▶ **STATED EXERCISE**
Show all lines holding the string "RIMES".

(Figure record listings)
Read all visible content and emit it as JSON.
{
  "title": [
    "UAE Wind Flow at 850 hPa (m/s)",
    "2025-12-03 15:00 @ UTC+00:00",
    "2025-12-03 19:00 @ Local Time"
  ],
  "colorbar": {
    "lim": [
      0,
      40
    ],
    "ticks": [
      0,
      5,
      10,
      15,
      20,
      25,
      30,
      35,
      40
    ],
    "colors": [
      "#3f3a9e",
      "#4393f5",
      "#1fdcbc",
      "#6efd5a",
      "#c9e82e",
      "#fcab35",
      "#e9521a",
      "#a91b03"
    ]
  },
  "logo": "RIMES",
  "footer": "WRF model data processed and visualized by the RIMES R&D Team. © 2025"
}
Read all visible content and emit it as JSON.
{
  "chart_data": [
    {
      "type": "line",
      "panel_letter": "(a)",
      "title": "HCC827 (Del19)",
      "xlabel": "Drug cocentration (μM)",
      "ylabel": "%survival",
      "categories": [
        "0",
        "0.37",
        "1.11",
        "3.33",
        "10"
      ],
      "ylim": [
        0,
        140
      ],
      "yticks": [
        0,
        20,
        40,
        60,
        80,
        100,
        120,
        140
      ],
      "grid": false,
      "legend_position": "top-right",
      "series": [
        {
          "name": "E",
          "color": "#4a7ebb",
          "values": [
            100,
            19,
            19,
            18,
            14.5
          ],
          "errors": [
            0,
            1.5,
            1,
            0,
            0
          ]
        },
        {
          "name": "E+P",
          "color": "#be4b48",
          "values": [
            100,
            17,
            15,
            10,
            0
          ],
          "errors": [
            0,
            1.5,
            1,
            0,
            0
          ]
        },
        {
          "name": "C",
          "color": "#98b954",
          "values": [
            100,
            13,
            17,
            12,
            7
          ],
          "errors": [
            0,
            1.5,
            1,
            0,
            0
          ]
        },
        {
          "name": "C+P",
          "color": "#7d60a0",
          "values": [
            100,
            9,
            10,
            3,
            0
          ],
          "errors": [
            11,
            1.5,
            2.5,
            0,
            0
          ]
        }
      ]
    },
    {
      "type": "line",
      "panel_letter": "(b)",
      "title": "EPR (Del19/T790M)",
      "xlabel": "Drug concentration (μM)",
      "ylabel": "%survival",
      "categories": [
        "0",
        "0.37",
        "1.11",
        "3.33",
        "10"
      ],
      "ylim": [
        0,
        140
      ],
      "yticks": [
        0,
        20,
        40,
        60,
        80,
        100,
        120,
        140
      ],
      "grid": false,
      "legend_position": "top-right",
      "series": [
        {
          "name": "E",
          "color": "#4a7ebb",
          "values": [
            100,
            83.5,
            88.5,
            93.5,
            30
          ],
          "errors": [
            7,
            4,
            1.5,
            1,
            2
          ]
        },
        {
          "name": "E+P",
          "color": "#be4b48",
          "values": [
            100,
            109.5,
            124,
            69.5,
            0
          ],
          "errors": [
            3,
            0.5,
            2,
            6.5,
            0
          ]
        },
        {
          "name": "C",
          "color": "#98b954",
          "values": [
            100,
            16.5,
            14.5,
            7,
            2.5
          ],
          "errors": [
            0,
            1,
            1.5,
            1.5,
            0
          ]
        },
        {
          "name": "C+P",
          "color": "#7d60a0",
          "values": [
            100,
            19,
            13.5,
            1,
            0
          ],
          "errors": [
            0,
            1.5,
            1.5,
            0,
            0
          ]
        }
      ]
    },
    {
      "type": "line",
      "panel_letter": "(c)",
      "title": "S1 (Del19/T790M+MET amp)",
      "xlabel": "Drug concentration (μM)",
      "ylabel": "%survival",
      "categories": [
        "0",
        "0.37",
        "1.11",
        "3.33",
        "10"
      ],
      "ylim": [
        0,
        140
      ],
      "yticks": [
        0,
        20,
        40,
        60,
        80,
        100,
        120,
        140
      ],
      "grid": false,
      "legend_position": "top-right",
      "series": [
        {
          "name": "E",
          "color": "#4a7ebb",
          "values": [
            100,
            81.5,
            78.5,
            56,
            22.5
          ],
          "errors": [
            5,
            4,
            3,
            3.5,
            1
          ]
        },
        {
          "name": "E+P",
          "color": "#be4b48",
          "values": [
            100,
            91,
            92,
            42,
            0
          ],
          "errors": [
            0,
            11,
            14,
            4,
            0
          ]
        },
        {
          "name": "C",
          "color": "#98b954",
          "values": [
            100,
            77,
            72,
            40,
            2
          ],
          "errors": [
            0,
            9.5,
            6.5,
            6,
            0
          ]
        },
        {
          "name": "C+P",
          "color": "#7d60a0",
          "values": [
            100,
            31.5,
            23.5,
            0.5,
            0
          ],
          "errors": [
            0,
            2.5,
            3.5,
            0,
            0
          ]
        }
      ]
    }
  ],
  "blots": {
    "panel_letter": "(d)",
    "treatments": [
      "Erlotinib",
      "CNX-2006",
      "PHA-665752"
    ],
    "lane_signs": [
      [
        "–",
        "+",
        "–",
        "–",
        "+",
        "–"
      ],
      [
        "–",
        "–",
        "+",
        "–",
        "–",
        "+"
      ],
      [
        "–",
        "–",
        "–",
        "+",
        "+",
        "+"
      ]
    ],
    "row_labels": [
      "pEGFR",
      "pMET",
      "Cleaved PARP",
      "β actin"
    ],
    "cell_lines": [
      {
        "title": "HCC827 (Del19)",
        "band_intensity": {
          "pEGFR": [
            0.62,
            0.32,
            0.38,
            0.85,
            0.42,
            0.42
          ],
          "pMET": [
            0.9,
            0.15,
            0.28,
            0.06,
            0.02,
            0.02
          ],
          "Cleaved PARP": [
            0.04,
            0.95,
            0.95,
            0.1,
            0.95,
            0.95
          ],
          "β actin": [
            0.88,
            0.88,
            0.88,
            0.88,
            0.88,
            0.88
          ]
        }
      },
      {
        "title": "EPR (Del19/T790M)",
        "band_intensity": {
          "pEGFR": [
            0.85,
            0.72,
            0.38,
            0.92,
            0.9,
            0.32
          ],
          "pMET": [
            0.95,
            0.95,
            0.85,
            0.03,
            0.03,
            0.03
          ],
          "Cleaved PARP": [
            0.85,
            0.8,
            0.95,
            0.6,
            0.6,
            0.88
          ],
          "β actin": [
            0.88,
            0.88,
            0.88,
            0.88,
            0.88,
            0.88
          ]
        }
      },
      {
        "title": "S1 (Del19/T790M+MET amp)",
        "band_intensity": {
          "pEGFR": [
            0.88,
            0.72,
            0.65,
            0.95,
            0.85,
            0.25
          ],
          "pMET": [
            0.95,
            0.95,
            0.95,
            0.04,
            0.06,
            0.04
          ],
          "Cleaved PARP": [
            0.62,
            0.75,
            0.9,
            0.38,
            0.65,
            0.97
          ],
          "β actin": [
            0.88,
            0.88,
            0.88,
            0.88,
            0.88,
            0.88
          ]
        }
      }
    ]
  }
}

▶ **WRITTEN SOLUTION**
  "logo": "RIMES",
  "footer": "WRF model data processed and visualized by the RIMES R&D Team. © 2025"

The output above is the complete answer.